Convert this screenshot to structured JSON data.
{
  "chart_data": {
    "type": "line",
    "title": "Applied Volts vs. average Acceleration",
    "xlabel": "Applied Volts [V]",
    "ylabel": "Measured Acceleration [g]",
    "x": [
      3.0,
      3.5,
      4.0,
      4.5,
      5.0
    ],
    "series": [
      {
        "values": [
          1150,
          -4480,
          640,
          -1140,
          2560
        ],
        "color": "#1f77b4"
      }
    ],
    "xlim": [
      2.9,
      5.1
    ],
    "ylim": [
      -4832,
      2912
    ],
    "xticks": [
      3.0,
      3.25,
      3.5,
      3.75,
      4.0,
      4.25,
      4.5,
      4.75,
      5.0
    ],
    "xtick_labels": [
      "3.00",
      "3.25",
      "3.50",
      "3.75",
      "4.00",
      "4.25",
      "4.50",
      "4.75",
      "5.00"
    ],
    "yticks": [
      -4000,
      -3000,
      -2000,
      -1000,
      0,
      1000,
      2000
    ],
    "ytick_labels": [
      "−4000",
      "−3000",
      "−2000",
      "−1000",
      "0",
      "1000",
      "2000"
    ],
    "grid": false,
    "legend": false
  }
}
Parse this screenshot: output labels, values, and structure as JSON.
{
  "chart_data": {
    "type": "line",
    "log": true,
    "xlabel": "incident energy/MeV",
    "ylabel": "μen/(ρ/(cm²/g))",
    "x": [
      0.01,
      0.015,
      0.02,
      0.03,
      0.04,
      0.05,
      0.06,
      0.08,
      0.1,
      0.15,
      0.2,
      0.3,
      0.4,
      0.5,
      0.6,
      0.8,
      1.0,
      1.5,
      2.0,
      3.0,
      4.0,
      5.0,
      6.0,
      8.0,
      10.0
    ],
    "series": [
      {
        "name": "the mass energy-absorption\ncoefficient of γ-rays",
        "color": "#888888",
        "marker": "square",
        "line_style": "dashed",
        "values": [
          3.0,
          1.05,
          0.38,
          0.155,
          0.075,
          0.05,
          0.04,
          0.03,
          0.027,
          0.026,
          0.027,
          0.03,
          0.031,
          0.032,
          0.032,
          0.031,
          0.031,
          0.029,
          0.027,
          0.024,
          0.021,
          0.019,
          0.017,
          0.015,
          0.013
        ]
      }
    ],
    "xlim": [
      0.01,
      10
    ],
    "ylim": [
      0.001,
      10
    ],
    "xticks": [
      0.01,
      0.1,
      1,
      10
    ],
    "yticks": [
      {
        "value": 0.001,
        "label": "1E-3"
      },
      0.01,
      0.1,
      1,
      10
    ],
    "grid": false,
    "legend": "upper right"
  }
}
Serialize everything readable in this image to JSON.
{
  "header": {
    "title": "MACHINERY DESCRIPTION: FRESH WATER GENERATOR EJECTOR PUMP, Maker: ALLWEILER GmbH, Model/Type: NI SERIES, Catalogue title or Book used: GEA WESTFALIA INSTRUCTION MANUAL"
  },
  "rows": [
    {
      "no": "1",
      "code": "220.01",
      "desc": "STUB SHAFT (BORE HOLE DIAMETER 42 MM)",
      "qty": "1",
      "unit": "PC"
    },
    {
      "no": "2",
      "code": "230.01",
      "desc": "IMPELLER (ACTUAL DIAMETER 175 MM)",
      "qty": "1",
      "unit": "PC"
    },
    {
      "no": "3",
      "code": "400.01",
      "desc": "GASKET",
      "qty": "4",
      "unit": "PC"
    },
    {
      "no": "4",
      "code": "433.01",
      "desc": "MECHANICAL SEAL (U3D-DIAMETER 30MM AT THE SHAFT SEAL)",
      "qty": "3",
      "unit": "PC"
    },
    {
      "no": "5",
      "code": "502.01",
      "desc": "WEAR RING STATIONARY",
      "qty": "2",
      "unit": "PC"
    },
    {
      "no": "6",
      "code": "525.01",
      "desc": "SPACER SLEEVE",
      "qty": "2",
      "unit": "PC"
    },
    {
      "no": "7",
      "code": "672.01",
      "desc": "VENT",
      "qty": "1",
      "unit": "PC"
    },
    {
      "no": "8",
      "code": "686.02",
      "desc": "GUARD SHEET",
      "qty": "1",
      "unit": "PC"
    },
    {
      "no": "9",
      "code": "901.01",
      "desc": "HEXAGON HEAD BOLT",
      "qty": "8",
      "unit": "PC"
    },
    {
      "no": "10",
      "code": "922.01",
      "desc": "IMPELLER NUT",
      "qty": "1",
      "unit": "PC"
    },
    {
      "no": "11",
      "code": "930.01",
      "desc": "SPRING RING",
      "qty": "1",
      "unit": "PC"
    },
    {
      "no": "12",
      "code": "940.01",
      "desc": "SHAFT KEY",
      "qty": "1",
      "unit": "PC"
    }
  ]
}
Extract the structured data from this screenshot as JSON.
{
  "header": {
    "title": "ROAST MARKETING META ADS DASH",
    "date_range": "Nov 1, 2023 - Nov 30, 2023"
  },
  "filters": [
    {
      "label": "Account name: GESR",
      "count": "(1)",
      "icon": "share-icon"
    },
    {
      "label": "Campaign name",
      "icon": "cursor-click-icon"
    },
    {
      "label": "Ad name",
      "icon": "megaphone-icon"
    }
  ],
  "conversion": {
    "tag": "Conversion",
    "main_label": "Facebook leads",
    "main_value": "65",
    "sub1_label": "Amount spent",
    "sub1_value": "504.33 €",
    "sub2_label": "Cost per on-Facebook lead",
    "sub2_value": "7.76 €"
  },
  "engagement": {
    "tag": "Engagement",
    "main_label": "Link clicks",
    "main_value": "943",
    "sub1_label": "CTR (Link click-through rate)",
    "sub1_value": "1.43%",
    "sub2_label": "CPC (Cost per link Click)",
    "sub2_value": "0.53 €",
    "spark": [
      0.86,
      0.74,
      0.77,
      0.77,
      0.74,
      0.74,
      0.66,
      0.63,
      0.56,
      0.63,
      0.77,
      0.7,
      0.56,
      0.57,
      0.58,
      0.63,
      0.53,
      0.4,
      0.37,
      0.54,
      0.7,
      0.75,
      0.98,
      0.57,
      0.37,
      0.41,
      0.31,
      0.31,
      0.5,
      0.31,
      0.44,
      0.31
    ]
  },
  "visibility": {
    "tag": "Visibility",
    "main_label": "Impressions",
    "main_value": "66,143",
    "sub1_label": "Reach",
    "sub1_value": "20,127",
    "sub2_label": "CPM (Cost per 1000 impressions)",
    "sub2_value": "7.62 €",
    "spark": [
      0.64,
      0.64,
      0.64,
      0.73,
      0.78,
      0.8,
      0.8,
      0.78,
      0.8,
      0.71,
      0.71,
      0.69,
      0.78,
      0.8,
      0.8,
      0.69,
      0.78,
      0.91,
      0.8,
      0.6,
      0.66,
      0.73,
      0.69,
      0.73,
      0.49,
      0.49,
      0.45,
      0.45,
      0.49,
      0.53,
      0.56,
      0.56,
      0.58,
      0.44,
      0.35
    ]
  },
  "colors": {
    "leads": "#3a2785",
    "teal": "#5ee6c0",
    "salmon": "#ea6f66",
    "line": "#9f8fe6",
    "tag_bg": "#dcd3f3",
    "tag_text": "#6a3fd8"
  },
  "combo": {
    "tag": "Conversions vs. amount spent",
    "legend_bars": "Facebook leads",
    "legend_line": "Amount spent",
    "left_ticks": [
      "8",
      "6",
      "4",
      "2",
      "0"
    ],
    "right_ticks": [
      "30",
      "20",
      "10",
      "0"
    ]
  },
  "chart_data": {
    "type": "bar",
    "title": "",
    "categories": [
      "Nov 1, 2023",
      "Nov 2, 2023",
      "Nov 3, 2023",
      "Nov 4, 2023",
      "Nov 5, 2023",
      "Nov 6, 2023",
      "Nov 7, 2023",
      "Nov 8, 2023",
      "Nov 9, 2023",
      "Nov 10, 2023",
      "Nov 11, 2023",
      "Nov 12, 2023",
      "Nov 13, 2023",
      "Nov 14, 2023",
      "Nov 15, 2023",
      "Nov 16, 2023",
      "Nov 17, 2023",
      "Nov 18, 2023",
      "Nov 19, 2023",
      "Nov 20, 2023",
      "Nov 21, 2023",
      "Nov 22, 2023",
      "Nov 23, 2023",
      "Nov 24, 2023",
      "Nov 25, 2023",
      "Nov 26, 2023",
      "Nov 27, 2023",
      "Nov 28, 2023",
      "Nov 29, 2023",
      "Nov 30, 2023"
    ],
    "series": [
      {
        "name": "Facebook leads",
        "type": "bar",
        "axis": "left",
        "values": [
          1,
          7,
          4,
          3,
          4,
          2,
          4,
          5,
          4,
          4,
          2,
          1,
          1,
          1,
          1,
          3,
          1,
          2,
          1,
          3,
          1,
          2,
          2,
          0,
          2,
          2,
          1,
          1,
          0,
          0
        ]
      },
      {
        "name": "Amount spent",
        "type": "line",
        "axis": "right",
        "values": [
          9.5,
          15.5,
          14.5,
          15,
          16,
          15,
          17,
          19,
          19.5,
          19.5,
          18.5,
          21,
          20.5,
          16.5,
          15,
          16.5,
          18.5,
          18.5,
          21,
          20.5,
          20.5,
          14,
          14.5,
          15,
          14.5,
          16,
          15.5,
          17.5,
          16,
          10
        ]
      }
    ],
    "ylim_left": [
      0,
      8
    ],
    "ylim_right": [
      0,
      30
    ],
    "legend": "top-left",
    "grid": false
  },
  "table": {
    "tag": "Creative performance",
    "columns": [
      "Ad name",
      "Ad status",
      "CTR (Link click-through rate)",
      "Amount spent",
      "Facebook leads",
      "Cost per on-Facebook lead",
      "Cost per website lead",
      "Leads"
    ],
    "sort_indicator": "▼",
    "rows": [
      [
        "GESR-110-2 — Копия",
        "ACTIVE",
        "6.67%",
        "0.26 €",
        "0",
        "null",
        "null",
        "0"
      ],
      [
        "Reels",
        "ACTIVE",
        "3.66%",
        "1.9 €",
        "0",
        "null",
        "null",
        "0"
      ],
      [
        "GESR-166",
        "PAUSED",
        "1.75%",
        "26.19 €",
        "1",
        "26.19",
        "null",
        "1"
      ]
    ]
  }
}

◇ ◇ ◇

**EXERCISE GOAL**
Locate all lines in the listing above with the word "Volts" and copy them.

**COMPLETE ANSWER**
    "title": "Applied Volts vs. average Acceleration",
    "xlabel": "Applied Volts [V]",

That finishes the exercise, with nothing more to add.